Convert the entries below into a numbered list, leaving out any blank lines.

***** Record set *****

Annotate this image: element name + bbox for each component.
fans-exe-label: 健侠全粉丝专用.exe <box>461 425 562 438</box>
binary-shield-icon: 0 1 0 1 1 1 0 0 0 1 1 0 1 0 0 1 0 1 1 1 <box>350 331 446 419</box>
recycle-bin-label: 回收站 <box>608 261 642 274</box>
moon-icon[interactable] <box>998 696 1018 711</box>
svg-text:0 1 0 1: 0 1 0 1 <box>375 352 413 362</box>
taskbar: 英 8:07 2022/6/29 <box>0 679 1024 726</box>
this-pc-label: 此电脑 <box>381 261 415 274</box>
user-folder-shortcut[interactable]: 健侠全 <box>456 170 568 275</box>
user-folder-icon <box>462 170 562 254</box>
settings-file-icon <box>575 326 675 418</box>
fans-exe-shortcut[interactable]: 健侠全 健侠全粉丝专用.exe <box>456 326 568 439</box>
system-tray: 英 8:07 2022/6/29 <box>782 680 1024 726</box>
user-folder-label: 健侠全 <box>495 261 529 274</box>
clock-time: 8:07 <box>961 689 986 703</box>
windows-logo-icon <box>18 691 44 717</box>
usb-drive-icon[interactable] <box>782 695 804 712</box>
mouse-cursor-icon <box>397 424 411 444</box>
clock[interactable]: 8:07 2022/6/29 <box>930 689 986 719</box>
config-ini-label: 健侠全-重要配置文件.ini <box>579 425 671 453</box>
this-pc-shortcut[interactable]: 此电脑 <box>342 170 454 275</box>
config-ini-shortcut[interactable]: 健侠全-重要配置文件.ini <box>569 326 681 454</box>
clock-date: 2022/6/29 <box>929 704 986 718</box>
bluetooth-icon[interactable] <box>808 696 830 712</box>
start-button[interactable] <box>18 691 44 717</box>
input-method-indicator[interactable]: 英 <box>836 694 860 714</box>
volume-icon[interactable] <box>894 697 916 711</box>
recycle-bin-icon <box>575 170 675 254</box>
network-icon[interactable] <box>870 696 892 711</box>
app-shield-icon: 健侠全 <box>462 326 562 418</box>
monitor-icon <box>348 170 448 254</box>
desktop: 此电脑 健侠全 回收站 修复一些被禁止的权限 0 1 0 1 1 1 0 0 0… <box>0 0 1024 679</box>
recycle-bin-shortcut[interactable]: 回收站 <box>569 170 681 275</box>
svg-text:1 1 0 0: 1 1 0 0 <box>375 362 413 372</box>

*****

- In response:
1. Annotate this image: element name + bbox for each component.
2. fans-exe-label: 健侠全粉丝专用.exe <box>461 425 562 438</box>
3. binary-shield-icon: 0 1 0 1 1 1 0 0 0 1 1 0 1 0 0 1 0 1 1 1 <box>350 331 446 419</box>
4. recycle-bin-label: 回收站 <box>608 261 642 274</box>
5. moon-icon[interactable] <box>998 696 1018 711</box>
6. svg-text:0 1 0 1: 0 1 0 1 <box>375 352 413 362</box>
7. taskbar: 英 8:07 2022/6/29 <box>0 679 1024 726</box>
8. this-pc-label: 此电脑 <box>381 261 415 274</box>
9. user-folder-shortcut[interactable]: 健侠全 <box>456 170 568 275</box>
10. user-folder-icon <box>462 170 562 254</box>
11. settings-file-icon <box>575 326 675 418</box>
12. fans-exe-shortcut[interactable]: 健侠全 健侠全粉丝专用.exe <box>456 326 568 439</box>
13. system-tray: 英 8:07 2022/6/29 <box>782 680 1024 726</box>
14. user-folder-label: 健侠全 <box>495 261 529 274</box>
15. clock-time: 8:07 <box>961 689 986 703</box>
16. windows-logo-icon <box>18 691 44 717</box>
17. usb-drive-icon[interactable] <box>782 695 804 712</box>
18. mouse-cursor-icon <box>397 424 411 444</box>
19. clock[interactable]: 8:07 2022/6/29 <box>930 689 986 719</box>
20. config-ini-label: 健侠全-重要配置文件.ini <box>579 425 671 453</box>
21. this-pc-shortcut[interactable]: 此电脑 <box>342 170 454 275</box>
22. config-ini-shortcut[interactable]: 健侠全-重要配置文件.ini <box>569 326 681 454</box>
23. clock-date: 2022/6/29 <box>929 704 986 718</box>
24. bluetooth-icon[interactable] <box>808 696 830 712</box>
25. start-button[interactable] <box>18 691 44 717</box>
26. input-method-indicator[interactable]: 英 <box>836 694 860 714</box>
27. volume-icon[interactable] <box>894 697 916 711</box>
28. recycle-bin-icon <box>575 170 675 254</box>
29. network-icon[interactable] <box>870 696 892 711</box>
30. app-shield-icon: 健侠全 <box>462 326 562 418</box>
31. monitor-icon <box>348 170 448 254</box>
32. desktop: 此电脑 健侠全 回收站 修复一些被禁止的权限 0 1 0 1 1 1 0 0 0… <box>0 0 1024 679</box>
33. recycle-bin-shortcut[interactable]: 回收站 <box>569 170 681 275</box>
34. svg-text:1 1 0 0: 1 1 0 0 <box>375 362 413 372</box>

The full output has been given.